▽

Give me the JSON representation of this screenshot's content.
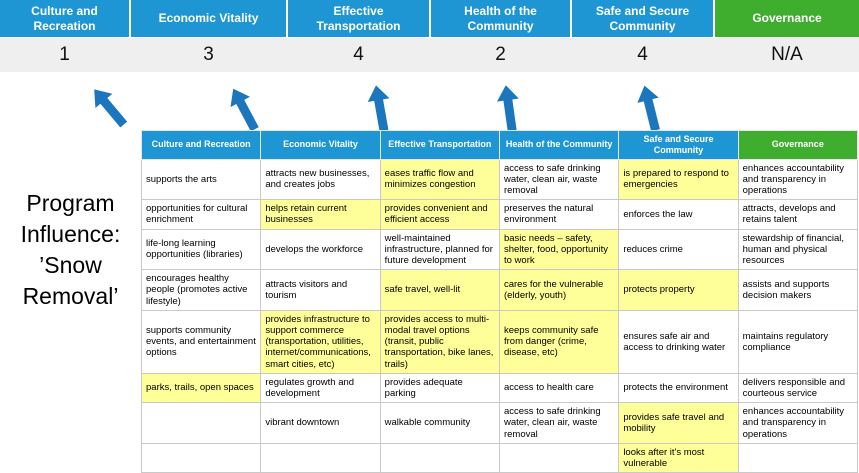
{
  "page": {
    "title": "Program Influence: ’Snow Removal’"
  },
  "colors": {
    "pillar_blue": "#1F96D4",
    "pillar_green": "#3FAE2E",
    "highlight_yellow": "#FFFF99",
    "arrow_blue": "#1C76BD",
    "score_band_bg": "#EFEFEF"
  },
  "summary": {
    "columns": [
      {
        "label": "Culture and Recreation",
        "score": "1",
        "color": "blue"
      },
      {
        "label": "Economic Vitality",
        "score": "3",
        "color": "blue"
      },
      {
        "label": "Effective Transportation",
        "score": "4",
        "color": "blue"
      },
      {
        "label": "Health of the Community",
        "score": "2",
        "color": "blue"
      },
      {
        "label": "Safe and Secure Community",
        "score": "4",
        "color": "blue"
      },
      {
        "label": "Governance",
        "score": "N/A",
        "color": "green"
      }
    ]
  },
  "matrix": {
    "headers": [
      {
        "label": "Culture and Recreation",
        "color": "blue"
      },
      {
        "label": "Economic Vitality",
        "color": "blue"
      },
      {
        "label": "Effective Transportation",
        "color": "blue"
      },
      {
        "label": "Health of the Community",
        "color": "blue"
      },
      {
        "label": "Safe and Secure Community",
        "color": "blue"
      },
      {
        "label": "Governance",
        "color": "green"
      }
    ],
    "rows": [
      [
        {
          "text": "supports the arts",
          "hl": false
        },
        {
          "text": "attracts new businesses, and creates jobs",
          "hl": false
        },
        {
          "text": "eases traffic flow and minimizes congestion",
          "hl": true
        },
        {
          "text": "access to safe drinking water, clean air, waste removal",
          "hl": false
        },
        {
          "text": "is prepared to respond to emergencies",
          "hl": true
        },
        {
          "text": "enhances accountability and transparency in operations",
          "hl": false
        }
      ],
      [
        {
          "text": "opportunities for cultural enrichment",
          "hl": false
        },
        {
          "text": "helps retain current businesses",
          "hl": true
        },
        {
          "text": "provides convenient and efficient access",
          "hl": true
        },
        {
          "text": "preserves the natural environment",
          "hl": false
        },
        {
          "text": "enforces the law",
          "hl": false
        },
        {
          "text": "attracts, develops and retains talent",
          "hl": false
        }
      ],
      [
        {
          "text": "life-long learning opportunities (libraries)",
          "hl": false
        },
        {
          "text": "develops the workforce",
          "hl": false
        },
        {
          "text": "well-maintained infrastructure, planned for future development",
          "hl": false
        },
        {
          "text": "basic needs – safety, shelter, food, opportunity to work",
          "hl": true
        },
        {
          "text": "reduces crime",
          "hl": false
        },
        {
          "text": "stewardship of financial, human and physical resources",
          "hl": false
        }
      ],
      [
        {
          "text": "encourages healthy people (promotes active lifestyle)",
          "hl": false
        },
        {
          "text": "attracts visitors and tourism",
          "hl": false
        },
        {
          "text": "safe travel, well-lit",
          "hl": true
        },
        {
          "text": "cares for the vulnerable (elderly, youth)",
          "hl": true
        },
        {
          "text": "protects property",
          "hl": true
        },
        {
          "text": "assists and supports decision makers",
          "hl": false
        }
      ],
      [
        {
          "text": "supports community events, and entertainment options",
          "hl": false
        },
        {
          "text": "provides infrastructure to support commerce (transportation, utilities, internet/communications, smart cities, etc)",
          "hl": true
        },
        {
          "text": "provides access to multi-modal travel options (transit, public transportation, bike lanes, trails)",
          "hl": true
        },
        {
          "text": "keeps community safe from danger (crime, disease, etc)",
          "hl": true
        },
        {
          "text": "ensures safe air and access to drinking water",
          "hl": false
        },
        {
          "text": "maintains regulatory compliance",
          "hl": false
        }
      ],
      [
        {
          "text": "parks, trails, open spaces",
          "hl": true
        },
        {
          "text": "regulates growth and development",
          "hl": false
        },
        {
          "text": "provides adequate parking",
          "hl": false
        },
        {
          "text": "access to health care",
          "hl": false
        },
        {
          "text": "protects the environment",
          "hl": false
        },
        {
          "text": "delivers responsible and courteous service",
          "hl": false
        }
      ],
      [
        {
          "text": "",
          "hl": false
        },
        {
          "text": "vibrant downtown",
          "hl": false
        },
        {
          "text": "walkable community",
          "hl": false
        },
        {
          "text": "access to safe drinking water, clean air, waste removal",
          "hl": false
        },
        {
          "text": "provides safe travel and mobility",
          "hl": true
        },
        {
          "text": "enhances accountability and transparency in operations",
          "hl": false
        }
      ],
      [
        {
          "text": "",
          "hl": false
        },
        {
          "text": "",
          "hl": false
        },
        {
          "text": "",
          "hl": false
        },
        {
          "text": "",
          "hl": false
        },
        {
          "text": "looks after it's most vulnerable",
          "hl": true
        },
        {
          "text": "",
          "hl": false
        }
      ]
    ]
  }
}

△

- **What needs to be done**: Retype all the records shown above, character for character. Omit every picture.

- **Response to the exercise**:
Give me the JSON representation of this screenshot's content.
{
  "page": {
    "title": "Program Influence: ’Snow Removal’"
  },
  "colors": {
    "pillar_blue": "#1F96D4",
    "pillar_green": "#3FAE2E",
    "highlight_yellow": "#FFFF99",
    "arrow_blue": "#1C76BD",
    "score_band_bg": "#EFEFEF"
  },
  "summary": {
    "columns": [
      {
        "label": "Culture and Recreation",
        "score": "1",
        "color": "blue"
      },
      {
        "label": "Economic Vitality",
        "score": "3",
        "color": "blue"
      },
      {
        "label": "Effective Transportation",
        "score": "4",
        "color": "blue"
      },
      {
        "label": "Health of the Community",
        "score": "2",
        "color": "blue"
      },
      {
        "label": "Safe and Secure Community",
        "score": "4",
        "color": "blue"
      },
      {
        "label": "Governance",
        "score": "N/A",
        "color": "green"
      }
    ]
  },
  "matrix": {
    "headers": [
      {
        "label": "Culture and Recreation",
        "color": "blue"
      },
      {
        "label": "Economic Vitality",
        "color": "blue"
      },
      {
        "label": "Effective Transportation",
        "color": "blue"
      },
      {
        "label": "Health of the Community",
        "color": "blue"
      },
      {
        "label": "Safe and Secure Community",
        "color": "blue"
      },
      {
        "label": "Governance",
        "color": "green"
      }
    ],
    "rows": [
      [
        {
          "text": "supports the arts",
          "hl": false
        },
        {
          "text": "attracts new businesses, and creates jobs",
          "hl": false
        },
        {
          "text": "eases traffic flow and minimizes congestion",
          "hl": true
        },
        {
          "text": "access to safe drinking water, clean air, waste removal",
          "hl": false
        },
        {
          "text": "is prepared to respond to emergencies",
          "hl": true
        },
        {
          "text": "enhances accountability and transparency in operations",
          "hl": false
        }
      ],
      [
        {
          "text": "opportunities for cultural enrichment",
          "hl": false
        },
        {
          "text": "helps retain current businesses",
          "hl": true
        },
        {
          "text": "provides convenient and efficient access",
          "hl": true
        },
        {
          "text": "preserves the natural environment",
          "hl": false
        },
        {
          "text": "enforces the law",
          "hl": false
        },
        {
          "text": "attracts, develops and retains talent",
          "hl": false
        }
      ],
      [
        {
          "text": "life-long learning opportunities (libraries)",
          "hl": false
        },
        {
          "text": "develops the workforce",
          "hl": false
        },
        {
          "text": "well-maintained infrastructure, planned for future development",
          "hl": false
        },
        {
          "text": "basic needs – safety, shelter, food, opportunity to work",
          "hl": true
        },
        {
          "text": "reduces crime",
          "hl": false
        },
        {
          "text": "stewardship of financial, human and physical resources",
          "hl": false
        }
      ],
      [
        {
          "text": "encourages healthy people (promotes active lifestyle)",
          "hl": false
        },
        {
          "text": "attracts visitors and tourism",
          "hl": false
        },
        {
          "text": "safe travel, well-lit",
          "hl": true
        },
        {
          "text": "cares for the vulnerable (elderly, youth)",
          "hl": true
        },
        {
          "text": "protects property",
          "hl": true
        },
        {
          "text": "assists and supports decision makers",
          "hl": false
        }
      ],
      [
        {
          "text": "supports community events, and entertainment options",
          "hl": false
        },
        {
          "text": "provides infrastructure to support commerce (transportation, utilities, internet/communications, smart cities, etc)",
          "hl": true
        },
        {
          "text": "provides access to multi-modal travel options (transit, public transportation, bike lanes, trails)",
          "hl": true
        },
        {
          "text": "keeps community safe from danger (crime, disease, etc)",
          "hl": true
        },
        {
          "text": "ensures safe air and access to drinking water",
          "hl": false
        },
        {
          "text": "maintains regulatory compliance",
          "hl": false
        }
      ],
      [
        {
          "text": "parks, trails, open spaces",
          "hl": true
        },
        {
          "text": "regulates growth and development",
          "hl": false
        },
        {
          "text": "provides adequate parking",
          "hl": false
        },
        {
          "text": "access to health care",
          "hl": false
        },
        {
          "text": "protects the environment",
          "hl": false
        },
        {
          "text": "delivers responsible and courteous service",
          "hl": false
        }
      ],
      [
        {
          "text": "",
          "hl": false
        },
        {
          "text": "vibrant downtown",
          "hl": false
        },
        {
          "text": "walkable community",
          "hl": false
        },
        {
          "text": "access to safe drinking water, clean air, waste removal",
          "hl": false
        },
        {
          "text": "provides safe travel and mobility",
          "hl": true
        },
        {
          "text": "enhances accountability and transparency in operations",
          "hl": false
        }
      ],
      [
        {
          "text": "",
          "hl": false
        },
        {
          "text": "",
          "hl": false
        },
        {
          "text": "",
          "hl": false
        },
        {
          "text": "",
          "hl": false
        },
        {
          "text": "looks after it's most vulnerable",
          "hl": true
        },
        {
          "text": "",
          "hl": false
        }
      ]
    ]
  }
}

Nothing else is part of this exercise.